Material provided:
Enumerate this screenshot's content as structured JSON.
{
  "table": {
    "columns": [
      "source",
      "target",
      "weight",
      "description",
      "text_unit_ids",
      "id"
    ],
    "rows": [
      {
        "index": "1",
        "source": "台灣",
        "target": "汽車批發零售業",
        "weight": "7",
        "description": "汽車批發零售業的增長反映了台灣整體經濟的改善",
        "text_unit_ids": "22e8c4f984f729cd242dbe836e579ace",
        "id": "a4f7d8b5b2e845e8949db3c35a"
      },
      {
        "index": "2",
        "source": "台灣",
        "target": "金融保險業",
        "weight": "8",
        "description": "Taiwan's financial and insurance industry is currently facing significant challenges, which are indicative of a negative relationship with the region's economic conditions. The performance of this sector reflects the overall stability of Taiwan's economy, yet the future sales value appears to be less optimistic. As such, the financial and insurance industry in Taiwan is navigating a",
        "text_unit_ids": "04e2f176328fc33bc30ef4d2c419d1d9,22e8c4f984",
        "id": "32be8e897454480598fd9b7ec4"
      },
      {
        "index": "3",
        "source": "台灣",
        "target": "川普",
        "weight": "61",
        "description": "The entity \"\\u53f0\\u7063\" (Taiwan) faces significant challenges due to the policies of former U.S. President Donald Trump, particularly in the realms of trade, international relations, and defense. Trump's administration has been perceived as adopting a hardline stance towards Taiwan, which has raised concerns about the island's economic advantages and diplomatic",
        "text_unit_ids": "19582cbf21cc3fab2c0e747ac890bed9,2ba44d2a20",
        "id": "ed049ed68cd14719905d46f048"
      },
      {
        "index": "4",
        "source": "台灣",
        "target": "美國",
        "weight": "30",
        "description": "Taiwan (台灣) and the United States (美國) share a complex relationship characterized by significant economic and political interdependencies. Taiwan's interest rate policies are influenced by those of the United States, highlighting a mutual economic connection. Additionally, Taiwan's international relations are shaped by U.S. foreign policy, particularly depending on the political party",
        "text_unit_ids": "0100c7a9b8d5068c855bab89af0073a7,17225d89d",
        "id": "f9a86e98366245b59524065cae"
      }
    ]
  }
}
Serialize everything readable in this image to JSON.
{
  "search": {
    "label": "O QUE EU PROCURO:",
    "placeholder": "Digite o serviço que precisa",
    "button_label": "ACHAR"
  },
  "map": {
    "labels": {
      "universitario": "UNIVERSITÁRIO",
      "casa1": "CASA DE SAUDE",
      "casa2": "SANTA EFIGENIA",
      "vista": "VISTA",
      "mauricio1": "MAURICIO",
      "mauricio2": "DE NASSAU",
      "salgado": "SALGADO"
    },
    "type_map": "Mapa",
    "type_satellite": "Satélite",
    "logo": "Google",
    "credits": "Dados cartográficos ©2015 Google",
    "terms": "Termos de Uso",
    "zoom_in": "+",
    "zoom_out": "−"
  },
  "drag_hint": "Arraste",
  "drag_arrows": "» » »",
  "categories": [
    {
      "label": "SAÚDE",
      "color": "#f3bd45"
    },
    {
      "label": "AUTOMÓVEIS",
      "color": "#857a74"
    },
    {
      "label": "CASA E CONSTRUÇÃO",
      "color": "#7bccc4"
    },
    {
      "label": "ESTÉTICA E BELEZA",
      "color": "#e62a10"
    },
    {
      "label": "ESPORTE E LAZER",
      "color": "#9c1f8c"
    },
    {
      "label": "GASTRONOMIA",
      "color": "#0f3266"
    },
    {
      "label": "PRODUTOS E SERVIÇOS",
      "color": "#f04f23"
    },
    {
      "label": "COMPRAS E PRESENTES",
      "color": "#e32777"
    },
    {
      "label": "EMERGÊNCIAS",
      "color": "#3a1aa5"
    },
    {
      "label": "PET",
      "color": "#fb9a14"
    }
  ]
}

The task: From the entries above, extract every line where the word "target" appears.

Task solution:
      "target",
        "target": "汽車批發零售業",
        "target": "金融保險業",
        "target": "川普",
        "target": "美國",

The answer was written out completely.